> **Task brief**: Out of the listing below, copy every line that carries the string "page".

> **Data records**:
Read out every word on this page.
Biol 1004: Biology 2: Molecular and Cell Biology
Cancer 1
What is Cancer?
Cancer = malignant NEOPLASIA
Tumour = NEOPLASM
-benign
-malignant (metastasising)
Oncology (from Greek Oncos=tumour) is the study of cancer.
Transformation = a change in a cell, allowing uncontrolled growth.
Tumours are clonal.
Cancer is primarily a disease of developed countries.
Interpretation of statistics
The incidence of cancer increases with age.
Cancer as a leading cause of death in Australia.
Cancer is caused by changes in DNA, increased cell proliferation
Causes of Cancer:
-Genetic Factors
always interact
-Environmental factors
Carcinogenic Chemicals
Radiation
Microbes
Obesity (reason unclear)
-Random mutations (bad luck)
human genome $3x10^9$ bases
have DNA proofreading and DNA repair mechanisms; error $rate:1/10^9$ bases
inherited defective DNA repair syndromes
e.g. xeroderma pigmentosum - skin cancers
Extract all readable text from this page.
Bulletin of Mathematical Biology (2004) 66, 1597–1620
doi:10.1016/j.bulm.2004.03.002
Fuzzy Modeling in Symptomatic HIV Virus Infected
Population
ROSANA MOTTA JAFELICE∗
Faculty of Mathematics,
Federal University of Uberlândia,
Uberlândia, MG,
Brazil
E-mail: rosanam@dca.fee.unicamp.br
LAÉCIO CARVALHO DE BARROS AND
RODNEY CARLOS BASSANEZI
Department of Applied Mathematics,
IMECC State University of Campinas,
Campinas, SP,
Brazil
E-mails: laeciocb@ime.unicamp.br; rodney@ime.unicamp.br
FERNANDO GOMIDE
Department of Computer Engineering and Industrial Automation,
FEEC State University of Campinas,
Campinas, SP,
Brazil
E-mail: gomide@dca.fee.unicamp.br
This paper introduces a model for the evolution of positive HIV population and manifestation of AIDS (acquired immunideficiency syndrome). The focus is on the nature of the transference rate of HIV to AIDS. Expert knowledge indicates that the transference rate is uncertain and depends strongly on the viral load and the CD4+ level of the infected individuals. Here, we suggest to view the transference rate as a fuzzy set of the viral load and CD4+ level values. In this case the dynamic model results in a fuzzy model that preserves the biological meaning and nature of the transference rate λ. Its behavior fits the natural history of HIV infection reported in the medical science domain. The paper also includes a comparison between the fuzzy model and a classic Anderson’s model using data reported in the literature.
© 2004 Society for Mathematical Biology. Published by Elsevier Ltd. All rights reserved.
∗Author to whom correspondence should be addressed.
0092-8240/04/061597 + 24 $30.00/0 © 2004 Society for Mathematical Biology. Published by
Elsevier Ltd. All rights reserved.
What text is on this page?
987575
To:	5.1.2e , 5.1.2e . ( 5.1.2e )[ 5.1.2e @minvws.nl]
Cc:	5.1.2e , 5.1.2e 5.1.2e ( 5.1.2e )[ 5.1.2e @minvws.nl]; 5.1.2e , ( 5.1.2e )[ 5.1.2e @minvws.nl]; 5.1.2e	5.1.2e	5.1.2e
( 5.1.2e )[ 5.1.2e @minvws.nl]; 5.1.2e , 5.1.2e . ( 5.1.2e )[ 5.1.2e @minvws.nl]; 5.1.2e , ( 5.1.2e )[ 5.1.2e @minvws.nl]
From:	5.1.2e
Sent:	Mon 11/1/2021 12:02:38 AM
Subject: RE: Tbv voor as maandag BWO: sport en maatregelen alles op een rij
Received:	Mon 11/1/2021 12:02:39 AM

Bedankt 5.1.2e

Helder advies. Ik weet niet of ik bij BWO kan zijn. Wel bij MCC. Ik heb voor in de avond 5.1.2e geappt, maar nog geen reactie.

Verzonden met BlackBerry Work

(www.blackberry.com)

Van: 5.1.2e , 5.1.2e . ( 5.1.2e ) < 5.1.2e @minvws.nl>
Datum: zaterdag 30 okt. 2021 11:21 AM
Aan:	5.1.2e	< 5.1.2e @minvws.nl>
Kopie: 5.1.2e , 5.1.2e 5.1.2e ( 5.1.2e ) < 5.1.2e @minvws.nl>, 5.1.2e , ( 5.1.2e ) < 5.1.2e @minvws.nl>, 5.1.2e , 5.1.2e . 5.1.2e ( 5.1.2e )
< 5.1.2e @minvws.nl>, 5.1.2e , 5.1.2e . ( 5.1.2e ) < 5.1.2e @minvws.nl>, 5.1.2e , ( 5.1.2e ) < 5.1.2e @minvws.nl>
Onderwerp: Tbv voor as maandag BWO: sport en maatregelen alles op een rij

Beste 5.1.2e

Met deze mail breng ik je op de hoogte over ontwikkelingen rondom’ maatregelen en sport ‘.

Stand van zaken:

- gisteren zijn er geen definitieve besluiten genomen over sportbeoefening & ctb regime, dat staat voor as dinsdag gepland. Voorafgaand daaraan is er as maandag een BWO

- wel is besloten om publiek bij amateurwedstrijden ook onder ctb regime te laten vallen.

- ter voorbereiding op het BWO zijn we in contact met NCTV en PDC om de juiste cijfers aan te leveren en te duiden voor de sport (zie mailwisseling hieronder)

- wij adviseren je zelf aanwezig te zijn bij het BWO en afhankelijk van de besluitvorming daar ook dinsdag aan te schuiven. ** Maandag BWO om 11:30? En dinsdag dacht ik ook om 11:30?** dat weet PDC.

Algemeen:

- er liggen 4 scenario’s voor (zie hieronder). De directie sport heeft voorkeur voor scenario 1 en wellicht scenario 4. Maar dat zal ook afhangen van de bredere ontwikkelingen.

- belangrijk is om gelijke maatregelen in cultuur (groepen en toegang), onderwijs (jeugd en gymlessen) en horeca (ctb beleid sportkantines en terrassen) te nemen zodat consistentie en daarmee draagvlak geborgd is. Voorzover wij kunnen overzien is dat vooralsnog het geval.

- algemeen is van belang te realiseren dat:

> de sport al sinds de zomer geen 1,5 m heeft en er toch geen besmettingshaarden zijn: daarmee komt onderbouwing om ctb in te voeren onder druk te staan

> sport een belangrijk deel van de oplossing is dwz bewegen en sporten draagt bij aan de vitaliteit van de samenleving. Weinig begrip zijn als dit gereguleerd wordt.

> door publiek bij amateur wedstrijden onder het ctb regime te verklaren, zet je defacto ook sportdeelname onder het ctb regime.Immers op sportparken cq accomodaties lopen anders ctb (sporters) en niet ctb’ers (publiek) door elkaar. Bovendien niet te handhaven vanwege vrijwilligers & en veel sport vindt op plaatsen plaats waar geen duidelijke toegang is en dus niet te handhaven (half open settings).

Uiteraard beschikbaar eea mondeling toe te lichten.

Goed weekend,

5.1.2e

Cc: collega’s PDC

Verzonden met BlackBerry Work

> **Solution for this exercise**:
Read out every word on this page.
Extract all readable text from this page.
What text is on this page?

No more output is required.